▼

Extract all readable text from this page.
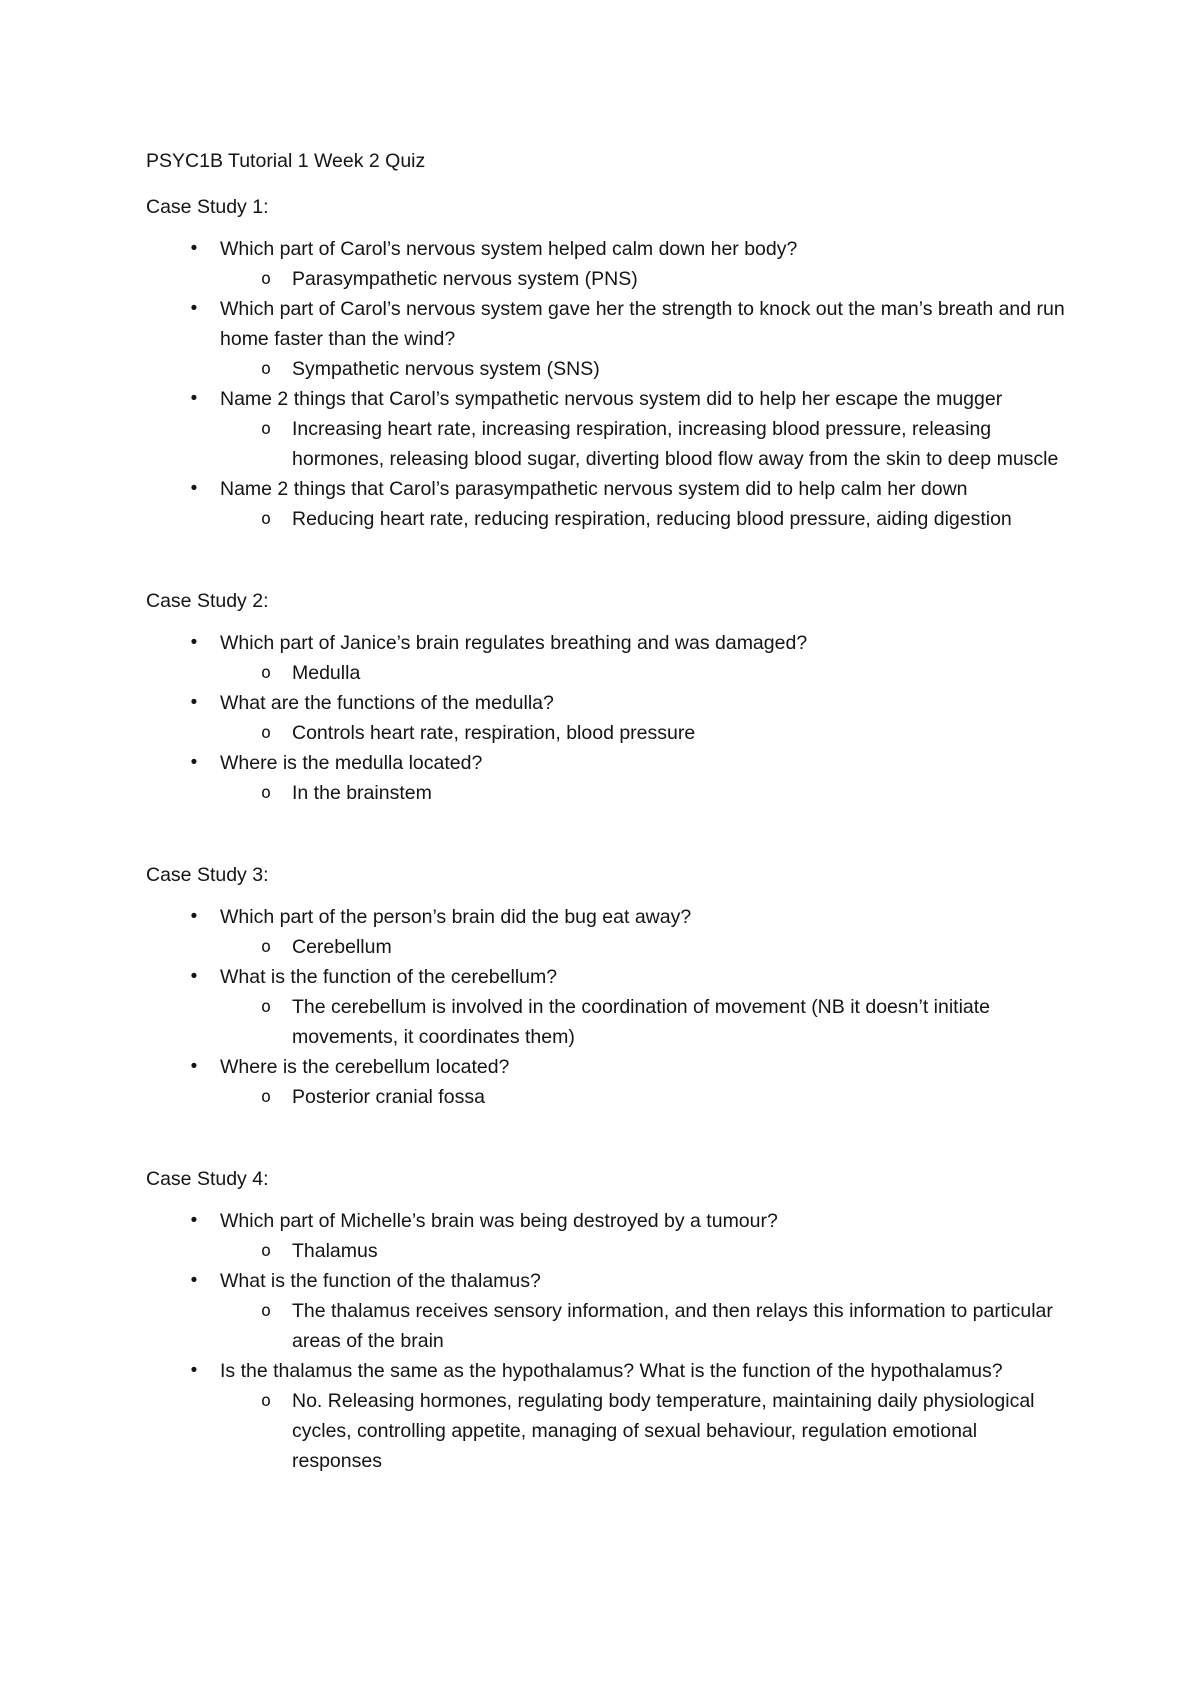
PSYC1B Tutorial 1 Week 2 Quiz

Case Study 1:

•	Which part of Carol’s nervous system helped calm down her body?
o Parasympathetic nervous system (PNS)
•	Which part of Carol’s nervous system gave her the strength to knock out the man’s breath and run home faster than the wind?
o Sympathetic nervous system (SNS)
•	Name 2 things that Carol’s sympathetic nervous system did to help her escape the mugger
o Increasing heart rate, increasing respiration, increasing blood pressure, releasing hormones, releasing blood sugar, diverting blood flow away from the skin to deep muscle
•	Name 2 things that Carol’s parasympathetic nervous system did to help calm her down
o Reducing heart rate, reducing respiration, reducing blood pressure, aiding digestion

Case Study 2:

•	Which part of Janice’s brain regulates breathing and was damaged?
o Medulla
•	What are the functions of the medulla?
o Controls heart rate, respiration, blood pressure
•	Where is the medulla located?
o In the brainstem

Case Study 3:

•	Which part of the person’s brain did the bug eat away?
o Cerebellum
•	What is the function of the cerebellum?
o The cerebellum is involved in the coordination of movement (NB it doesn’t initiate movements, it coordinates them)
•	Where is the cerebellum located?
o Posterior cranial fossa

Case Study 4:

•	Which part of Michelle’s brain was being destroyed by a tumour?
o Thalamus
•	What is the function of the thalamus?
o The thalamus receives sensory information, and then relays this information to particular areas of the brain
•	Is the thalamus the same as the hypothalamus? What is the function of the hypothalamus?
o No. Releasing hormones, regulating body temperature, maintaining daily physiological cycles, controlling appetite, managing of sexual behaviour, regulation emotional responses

▲

From the data above, copy each line where the string "that" appears.

•	Name 2 things that Carol’s sympathetic nervous system did to help her escape the mugger
•	Name 2 things that Carol’s parasympathetic nervous system did to help calm her down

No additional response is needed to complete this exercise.